Excerpted passage:
-.-.-

Research Information System
Sensing and Imaging, vol.27, no.1, 2026 (ESCI, Scopus)
This study presents a compact 3D-printed meander-line antenna optimized using Bayesian optimization for non-invasive bone-tumor sensing. The antenna geometry was optimized by adjusting feed and patch dimensions, rotation angle, and substrate permittivity. A simple multilayer bone-mimicking phantoms with tumor-like inclusions were fabricated to enable controlled and reproducible measurements. Experimental results obtained using PLA, ABS, and resin substrates demonstrate clear material-dependent electromagnetic responses. PLA- and resin-based antennas show noticeable resonance deepening and small frequency down-shifts in the 2–3 GHz range in the presence of a tumor inclusion, indicating higher dielectric sensitivity. In contrast, the ABS-based antenna exhibits a more stable resonance behavior near 5.5 GHz with smaller amplitude variations, suggesting improved structural stability but lower sensitivity. To model the nonlinear relationship between dielectric loading and antenna response, a pyramidal deep regression network (PDRN) was trained using measured |S11| data. The proposed framework provides a low-cost, data-efficient, and reproducible approach for evaluating tumor-induced electromagnetic perturbations under controlled phantom conditions.

-.-.-

Assignment: Return the full entry on the 3D-printed bone-tumor sensing antenna word for word.

Information provided:
-.-.-

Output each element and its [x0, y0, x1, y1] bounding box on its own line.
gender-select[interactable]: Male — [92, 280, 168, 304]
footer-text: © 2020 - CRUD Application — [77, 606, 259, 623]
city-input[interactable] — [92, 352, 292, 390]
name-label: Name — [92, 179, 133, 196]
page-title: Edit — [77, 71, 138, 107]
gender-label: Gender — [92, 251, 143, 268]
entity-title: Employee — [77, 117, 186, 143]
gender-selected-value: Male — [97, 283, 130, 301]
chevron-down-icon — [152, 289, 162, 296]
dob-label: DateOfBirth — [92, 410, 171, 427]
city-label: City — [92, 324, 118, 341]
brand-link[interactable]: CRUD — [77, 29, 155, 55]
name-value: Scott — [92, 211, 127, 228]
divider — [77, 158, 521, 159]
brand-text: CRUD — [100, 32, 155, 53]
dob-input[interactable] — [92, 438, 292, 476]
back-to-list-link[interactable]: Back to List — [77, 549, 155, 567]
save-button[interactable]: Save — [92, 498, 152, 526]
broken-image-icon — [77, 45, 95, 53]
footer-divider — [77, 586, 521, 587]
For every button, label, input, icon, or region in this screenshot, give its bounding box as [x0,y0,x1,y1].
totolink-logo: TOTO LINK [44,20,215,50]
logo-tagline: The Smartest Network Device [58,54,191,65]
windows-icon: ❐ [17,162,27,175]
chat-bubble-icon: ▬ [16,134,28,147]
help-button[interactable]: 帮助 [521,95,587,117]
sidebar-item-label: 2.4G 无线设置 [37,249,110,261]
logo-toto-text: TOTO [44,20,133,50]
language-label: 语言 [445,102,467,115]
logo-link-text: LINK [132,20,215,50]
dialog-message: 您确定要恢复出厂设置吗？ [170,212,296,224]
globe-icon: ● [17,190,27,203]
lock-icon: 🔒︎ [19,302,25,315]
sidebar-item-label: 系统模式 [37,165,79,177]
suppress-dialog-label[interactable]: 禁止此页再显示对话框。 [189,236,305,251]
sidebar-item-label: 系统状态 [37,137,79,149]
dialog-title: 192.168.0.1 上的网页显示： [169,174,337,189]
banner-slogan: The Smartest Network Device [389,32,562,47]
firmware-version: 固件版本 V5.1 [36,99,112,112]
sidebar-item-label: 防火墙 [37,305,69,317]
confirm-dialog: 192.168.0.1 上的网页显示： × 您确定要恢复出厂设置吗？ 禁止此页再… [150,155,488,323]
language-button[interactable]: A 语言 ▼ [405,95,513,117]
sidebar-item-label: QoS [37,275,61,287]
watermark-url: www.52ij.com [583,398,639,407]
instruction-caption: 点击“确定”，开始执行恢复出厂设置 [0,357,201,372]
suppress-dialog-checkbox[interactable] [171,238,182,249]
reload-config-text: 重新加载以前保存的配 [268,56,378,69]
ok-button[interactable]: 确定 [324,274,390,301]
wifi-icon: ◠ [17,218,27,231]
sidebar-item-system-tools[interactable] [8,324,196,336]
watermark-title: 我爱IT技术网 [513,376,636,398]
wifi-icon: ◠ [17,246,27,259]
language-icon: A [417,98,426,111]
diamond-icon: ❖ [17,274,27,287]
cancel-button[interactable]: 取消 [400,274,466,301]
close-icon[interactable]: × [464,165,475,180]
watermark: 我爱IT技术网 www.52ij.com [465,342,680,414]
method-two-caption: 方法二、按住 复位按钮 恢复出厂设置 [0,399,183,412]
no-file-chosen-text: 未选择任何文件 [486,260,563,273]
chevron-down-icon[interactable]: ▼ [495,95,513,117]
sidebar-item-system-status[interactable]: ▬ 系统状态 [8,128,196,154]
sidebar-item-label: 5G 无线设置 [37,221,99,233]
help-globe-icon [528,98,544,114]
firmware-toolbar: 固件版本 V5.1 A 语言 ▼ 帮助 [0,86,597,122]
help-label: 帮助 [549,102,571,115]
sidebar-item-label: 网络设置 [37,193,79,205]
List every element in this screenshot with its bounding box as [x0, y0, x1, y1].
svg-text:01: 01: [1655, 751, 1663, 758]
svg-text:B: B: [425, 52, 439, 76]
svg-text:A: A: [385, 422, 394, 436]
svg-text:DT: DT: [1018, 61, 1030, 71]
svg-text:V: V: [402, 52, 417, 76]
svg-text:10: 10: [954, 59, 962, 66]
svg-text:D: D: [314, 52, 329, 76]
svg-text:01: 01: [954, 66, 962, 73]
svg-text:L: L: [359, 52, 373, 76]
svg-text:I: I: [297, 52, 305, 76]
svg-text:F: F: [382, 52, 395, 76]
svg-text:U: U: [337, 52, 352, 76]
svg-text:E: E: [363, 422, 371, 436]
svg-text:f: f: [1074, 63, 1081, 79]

-.-.-

Result for this task:
Research Information System
Sensing and Imaging, vol.27, no.1, 2026 (ESCI, Scopus)
This study presents a compact 3D-printed meander-line antenna optimized using Bayesian optimization for non-invasive bone-tumor sensing. The antenna geometry was optimized by adjusting feed and patch dimensions, rotation angle, and substrate permittivity. A simple multilayer bone-mimicking phantoms with tumor-like inclusions were fabricated to enable controlled and reproducible measurements. Experimental results obtained using PLA, ABS, and resin substrates demonstrate clear material-dependent electromagnetic responses. PLA- and resin-based antennas show noticeable resonance deepening and small frequency down-shifts in the 2–3 GHz range in the presence of a tumor inclusion, indicating higher dielectric sensitivity. In contrast, the ABS-based antenna exhibits a more stable resonance behavior near 5.5 GHz with smaller amplitude variations, suggesting improved structural stability but lower sensitivity. To model the nonlinear relationship between dielectric loading and antenna response, a pyramidal deep regression network (PDRN) was trained using measured |S11| data. The proposed framework provides a low-cost, data-efficient, and reproducible approach for evaluating tumor-induced electromagnetic perturbations under controlled phantom conditions.